## TASK INSTRUCTIONS
In the records below, find each line containing the word "Coding" and copy it.

## ROWS
====

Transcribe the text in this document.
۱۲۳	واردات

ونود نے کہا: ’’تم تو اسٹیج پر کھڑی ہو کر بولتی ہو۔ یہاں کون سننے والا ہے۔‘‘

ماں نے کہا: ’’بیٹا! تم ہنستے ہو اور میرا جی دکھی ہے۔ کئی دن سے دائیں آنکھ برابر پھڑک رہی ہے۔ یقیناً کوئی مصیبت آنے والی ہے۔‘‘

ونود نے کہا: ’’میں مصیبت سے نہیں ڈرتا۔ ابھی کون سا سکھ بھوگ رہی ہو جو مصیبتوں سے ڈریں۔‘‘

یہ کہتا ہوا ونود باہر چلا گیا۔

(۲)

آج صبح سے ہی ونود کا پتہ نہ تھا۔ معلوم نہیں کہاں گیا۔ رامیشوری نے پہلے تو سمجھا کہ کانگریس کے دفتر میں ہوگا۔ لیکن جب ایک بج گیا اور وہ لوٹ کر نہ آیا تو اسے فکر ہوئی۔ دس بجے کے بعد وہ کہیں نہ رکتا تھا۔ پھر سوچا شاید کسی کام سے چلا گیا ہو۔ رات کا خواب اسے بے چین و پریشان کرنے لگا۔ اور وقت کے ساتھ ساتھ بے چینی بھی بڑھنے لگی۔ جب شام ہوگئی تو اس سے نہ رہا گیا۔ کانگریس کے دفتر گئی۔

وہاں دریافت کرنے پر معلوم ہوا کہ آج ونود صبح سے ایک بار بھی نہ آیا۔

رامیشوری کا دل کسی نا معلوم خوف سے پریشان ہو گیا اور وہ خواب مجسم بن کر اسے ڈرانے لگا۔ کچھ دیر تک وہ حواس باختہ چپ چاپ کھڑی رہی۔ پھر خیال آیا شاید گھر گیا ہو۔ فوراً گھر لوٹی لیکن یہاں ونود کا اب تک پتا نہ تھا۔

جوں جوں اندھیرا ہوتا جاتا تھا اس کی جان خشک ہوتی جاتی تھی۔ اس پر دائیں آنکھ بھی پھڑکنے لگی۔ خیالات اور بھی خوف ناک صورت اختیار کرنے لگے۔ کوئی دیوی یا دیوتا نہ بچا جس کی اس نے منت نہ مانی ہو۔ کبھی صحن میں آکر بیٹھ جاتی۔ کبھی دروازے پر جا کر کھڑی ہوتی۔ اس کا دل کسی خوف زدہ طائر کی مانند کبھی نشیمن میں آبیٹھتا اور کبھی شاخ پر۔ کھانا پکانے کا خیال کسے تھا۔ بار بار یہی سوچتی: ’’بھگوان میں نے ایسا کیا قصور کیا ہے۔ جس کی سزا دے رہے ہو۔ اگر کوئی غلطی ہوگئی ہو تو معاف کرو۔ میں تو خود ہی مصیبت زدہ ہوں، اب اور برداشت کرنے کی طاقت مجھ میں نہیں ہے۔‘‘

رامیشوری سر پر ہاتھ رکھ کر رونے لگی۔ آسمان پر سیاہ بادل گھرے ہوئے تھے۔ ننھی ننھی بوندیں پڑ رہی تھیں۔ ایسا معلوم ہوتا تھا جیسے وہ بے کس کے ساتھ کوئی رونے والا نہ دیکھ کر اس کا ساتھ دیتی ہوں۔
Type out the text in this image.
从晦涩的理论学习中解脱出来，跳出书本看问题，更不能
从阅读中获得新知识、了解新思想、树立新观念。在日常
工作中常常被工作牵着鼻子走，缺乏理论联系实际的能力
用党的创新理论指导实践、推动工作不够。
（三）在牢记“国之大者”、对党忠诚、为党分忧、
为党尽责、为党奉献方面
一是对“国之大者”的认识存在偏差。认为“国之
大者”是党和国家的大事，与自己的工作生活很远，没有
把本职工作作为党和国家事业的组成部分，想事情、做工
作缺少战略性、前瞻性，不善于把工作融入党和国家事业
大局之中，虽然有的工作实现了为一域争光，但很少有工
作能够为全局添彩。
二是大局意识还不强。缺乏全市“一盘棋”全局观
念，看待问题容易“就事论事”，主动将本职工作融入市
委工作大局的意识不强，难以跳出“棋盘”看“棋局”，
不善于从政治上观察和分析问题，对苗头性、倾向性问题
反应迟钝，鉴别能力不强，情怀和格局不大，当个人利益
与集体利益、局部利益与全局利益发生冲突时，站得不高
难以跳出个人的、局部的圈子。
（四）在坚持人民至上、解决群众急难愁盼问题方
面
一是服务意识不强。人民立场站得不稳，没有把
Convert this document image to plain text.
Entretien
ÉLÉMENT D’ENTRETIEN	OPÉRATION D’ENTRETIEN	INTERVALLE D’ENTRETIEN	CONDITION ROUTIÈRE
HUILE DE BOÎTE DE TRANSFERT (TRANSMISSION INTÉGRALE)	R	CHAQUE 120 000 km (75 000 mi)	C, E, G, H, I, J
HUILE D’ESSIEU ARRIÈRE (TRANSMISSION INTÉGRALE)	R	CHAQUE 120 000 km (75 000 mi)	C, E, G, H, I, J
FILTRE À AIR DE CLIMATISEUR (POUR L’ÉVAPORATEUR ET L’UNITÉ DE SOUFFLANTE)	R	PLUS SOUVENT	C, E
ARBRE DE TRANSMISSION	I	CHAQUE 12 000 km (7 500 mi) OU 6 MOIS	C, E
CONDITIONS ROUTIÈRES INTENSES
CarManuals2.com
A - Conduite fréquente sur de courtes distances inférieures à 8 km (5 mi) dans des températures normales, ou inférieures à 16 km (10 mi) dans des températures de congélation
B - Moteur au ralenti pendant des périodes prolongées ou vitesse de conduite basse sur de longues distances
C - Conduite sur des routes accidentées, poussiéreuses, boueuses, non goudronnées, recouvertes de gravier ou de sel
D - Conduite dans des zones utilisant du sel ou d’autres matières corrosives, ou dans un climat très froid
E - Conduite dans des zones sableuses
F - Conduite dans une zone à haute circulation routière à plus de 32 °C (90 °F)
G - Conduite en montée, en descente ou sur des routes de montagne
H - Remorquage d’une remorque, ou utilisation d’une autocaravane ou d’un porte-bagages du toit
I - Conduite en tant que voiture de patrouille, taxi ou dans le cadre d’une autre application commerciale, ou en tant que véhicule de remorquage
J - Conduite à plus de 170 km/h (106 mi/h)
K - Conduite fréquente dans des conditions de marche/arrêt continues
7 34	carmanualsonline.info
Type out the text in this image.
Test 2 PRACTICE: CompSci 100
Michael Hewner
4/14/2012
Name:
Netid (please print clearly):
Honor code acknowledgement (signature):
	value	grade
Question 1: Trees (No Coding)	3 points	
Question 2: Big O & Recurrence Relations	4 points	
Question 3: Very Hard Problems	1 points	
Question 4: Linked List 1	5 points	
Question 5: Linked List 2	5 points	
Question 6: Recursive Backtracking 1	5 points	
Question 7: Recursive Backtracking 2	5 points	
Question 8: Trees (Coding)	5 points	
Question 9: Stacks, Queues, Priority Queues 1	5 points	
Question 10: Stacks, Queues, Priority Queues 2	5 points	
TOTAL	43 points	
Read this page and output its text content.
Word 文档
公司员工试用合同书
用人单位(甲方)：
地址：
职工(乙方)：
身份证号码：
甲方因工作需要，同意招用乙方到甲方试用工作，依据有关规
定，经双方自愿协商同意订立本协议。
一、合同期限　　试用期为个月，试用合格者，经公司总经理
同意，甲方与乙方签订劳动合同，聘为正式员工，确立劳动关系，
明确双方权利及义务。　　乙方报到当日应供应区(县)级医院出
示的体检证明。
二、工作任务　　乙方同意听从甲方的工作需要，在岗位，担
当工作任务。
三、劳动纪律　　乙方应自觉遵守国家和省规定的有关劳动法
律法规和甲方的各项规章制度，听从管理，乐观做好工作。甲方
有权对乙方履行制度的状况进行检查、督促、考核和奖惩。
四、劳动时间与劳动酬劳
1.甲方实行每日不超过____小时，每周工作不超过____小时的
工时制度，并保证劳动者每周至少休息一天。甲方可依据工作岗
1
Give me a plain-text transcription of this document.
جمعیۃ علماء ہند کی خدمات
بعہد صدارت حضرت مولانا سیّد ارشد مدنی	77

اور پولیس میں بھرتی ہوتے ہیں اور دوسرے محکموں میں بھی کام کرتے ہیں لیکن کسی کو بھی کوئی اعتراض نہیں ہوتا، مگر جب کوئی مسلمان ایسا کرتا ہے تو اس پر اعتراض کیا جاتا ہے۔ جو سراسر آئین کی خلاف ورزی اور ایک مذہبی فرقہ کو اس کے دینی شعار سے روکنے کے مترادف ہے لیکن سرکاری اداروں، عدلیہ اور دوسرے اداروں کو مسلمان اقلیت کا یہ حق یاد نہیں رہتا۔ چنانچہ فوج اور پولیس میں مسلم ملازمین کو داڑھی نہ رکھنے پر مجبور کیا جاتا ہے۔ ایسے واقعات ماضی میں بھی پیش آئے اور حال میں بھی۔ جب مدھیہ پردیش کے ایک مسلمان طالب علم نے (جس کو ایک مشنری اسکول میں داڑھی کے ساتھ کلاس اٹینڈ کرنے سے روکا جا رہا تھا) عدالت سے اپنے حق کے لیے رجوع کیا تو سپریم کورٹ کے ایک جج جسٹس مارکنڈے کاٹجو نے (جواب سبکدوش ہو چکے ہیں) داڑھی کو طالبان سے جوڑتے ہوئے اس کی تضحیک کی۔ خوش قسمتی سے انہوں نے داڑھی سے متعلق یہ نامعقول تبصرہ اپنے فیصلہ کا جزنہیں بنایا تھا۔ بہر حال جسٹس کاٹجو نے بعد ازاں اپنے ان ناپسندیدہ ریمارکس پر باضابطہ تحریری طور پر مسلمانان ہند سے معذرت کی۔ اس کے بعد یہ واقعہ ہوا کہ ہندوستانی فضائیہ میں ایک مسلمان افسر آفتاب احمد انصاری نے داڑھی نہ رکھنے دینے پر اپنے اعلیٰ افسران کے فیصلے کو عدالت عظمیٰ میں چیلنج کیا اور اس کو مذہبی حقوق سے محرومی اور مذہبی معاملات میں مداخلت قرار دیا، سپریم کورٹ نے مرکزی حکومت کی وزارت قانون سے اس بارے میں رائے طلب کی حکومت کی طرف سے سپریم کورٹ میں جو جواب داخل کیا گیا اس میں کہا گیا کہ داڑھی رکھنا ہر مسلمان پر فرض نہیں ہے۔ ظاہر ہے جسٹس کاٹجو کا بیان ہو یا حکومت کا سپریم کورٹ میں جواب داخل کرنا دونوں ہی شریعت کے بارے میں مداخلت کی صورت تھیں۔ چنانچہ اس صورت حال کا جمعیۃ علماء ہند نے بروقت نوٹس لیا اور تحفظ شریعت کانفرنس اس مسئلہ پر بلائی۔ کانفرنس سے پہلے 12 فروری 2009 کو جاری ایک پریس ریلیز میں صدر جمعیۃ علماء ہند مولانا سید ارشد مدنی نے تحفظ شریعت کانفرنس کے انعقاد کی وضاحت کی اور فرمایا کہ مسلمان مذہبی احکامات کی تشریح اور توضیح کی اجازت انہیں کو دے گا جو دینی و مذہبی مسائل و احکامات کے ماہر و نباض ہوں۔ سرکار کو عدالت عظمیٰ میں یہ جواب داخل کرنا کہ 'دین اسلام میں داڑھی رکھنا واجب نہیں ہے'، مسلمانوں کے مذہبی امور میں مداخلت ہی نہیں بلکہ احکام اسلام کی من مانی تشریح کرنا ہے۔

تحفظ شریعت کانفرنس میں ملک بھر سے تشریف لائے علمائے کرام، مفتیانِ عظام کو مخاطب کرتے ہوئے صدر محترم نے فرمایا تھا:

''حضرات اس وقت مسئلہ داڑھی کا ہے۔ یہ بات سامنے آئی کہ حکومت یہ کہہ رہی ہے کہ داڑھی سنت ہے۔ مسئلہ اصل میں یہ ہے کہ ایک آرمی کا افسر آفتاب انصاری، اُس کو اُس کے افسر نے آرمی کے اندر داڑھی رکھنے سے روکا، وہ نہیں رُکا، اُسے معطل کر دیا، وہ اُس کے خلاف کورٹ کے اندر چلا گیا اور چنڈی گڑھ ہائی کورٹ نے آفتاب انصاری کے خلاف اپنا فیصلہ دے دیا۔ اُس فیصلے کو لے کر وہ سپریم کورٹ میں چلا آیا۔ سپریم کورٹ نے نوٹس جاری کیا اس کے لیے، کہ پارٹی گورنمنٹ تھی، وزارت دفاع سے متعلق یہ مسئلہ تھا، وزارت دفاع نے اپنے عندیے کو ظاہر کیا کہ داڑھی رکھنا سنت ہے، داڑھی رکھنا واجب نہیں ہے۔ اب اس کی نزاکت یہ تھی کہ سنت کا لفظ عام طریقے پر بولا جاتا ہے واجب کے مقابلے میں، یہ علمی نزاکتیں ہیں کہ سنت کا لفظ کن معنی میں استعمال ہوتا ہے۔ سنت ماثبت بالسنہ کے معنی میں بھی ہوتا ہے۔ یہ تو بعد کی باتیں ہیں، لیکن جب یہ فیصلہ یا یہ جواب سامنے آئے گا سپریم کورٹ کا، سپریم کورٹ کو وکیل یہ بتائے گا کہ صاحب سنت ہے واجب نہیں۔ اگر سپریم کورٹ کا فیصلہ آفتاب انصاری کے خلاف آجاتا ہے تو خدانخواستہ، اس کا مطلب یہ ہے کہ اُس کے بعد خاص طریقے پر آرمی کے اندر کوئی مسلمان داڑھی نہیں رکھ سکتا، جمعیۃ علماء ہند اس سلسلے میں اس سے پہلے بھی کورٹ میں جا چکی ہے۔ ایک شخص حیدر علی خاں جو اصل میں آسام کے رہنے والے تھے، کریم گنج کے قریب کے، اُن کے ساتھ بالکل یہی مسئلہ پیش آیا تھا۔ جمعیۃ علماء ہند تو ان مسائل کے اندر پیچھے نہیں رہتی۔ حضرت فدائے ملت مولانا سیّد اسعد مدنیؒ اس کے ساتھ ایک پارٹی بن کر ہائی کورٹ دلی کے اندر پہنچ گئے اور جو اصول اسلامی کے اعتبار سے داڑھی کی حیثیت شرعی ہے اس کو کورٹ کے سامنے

====

## RESULT
Question 1: Trees (No Coding)	3 points	
Question 8: Trees (Coding)	5 points	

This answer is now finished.